- [Task requirements] Give every line of the data again, unchanged, but with no pictures.

- [Source records]
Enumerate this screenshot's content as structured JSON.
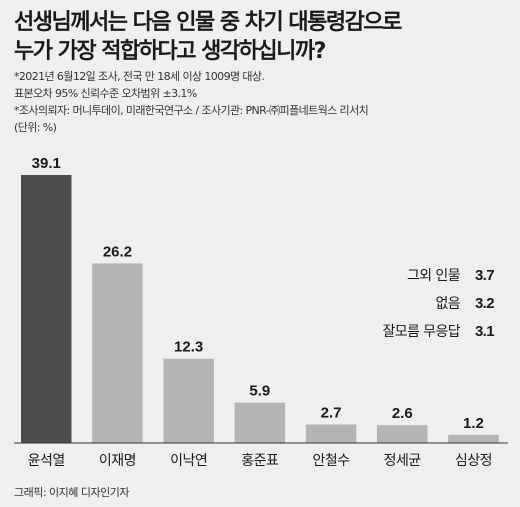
{
  "title_line1": "선생님께서는 다음 인물 중 차기 대통령감으로",
  "title_line2": "누가 가장 적합하다고 생각하십니까?",
  "notes": [
    "*2021년 6월12일 조사, 전국 만 18세 이상 1009명 대상.",
    "표본오차 95% 신뢰수준 오차범위 ±3.1%",
    "*조사의뢰자: 머니투데이, 미래한국연구소 / 조사기관: PNR-㈜피플네트웍스 리서치",
    "(단위: %)"
  ],
  "others": [
    {
      "label": "그외 인물",
      "value": "3.7"
    },
    {
      "label": "없음",
      "value": "3.2"
    },
    {
      "label": "잘모름 무응답",
      "value": "3.1"
    }
  ],
  "credit": "그래픽: 이지혜 디자인기자",
  "chart_data": {
    "type": "bar",
    "title": "선생님께서는 다음 인물 중 차기 대통령감으로 누가 가장 적합하다고 생각하십니까?",
    "unit": "%",
    "categories": [
      "윤석열",
      "이재명",
      "이낙연",
      "홍준표",
      "안철수",
      "정세균",
      "심상정"
    ],
    "values": [
      39.1,
      26.2,
      12.3,
      5.9,
      2.7,
      2.6,
      1.2
    ],
    "value_labels": [
      "39.1",
      "26.2",
      "12.3",
      "5.9",
      "2.7",
      "2.6",
      "1.2"
    ],
    "highlight_color": "#4d4d4d",
    "bar_color": "#b4b4b4",
    "ylim": [
      0,
      39.1
    ],
    "grid": false,
    "legend": "none"
  }
}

- [Solution for this problem]
Enumerate this screenshot's content as structured JSON.
{
  "title_line1": "선생님께서는 다음 인물 중 차기 대통령감으로",
  "title_line2": "누가 가장 적합하다고 생각하십니까?",
  "notes": [
    "*2021년 6월12일 조사, 전국 만 18세 이상 1009명 대상.",
    "표본오차 95% 신뢰수준 오차범위 ±3.1%",
    "*조사의뢰자: 머니투데이, 미래한국연구소 / 조사기관: PNR-㈜피플네트웍스 리서치",
    "(단위: %)"
  ],
  "others": [
    {
      "label": "그외 인물",
      "value": "3.7"
    },
    {
      "label": "없음",
      "value": "3.2"
    },
    {
      "label": "잘모름 무응답",
      "value": "3.1"
    }
  ],
  "credit": "그래픽: 이지혜 디자인기자",
  "chart_data": {
    "type": "bar",
    "title": "선생님께서는 다음 인물 중 차기 대통령감으로 누가 가장 적합하다고 생각하십니까?",
    "unit": "%",
    "categories": [
      "윤석열",
      "이재명",
      "이낙연",
      "홍준표",
      "안철수",
      "정세균",
      "심상정"
    ],
    "values": [
      39.1,
      26.2,
      12.3,
      5.9,
      2.7,
      2.6,
      1.2
    ],
    "value_labels": [
      "39.1",
      "26.2",
      "12.3",
      "5.9",
      "2.7",
      "2.6",
      "1.2"
    ],
    "highlight_color": "#4d4d4d",
    "bar_color": "#b4b4b4",
    "ylim": [
      0,
      39.1
    ],
    "grid": false,
    "legend": "none"
  }
}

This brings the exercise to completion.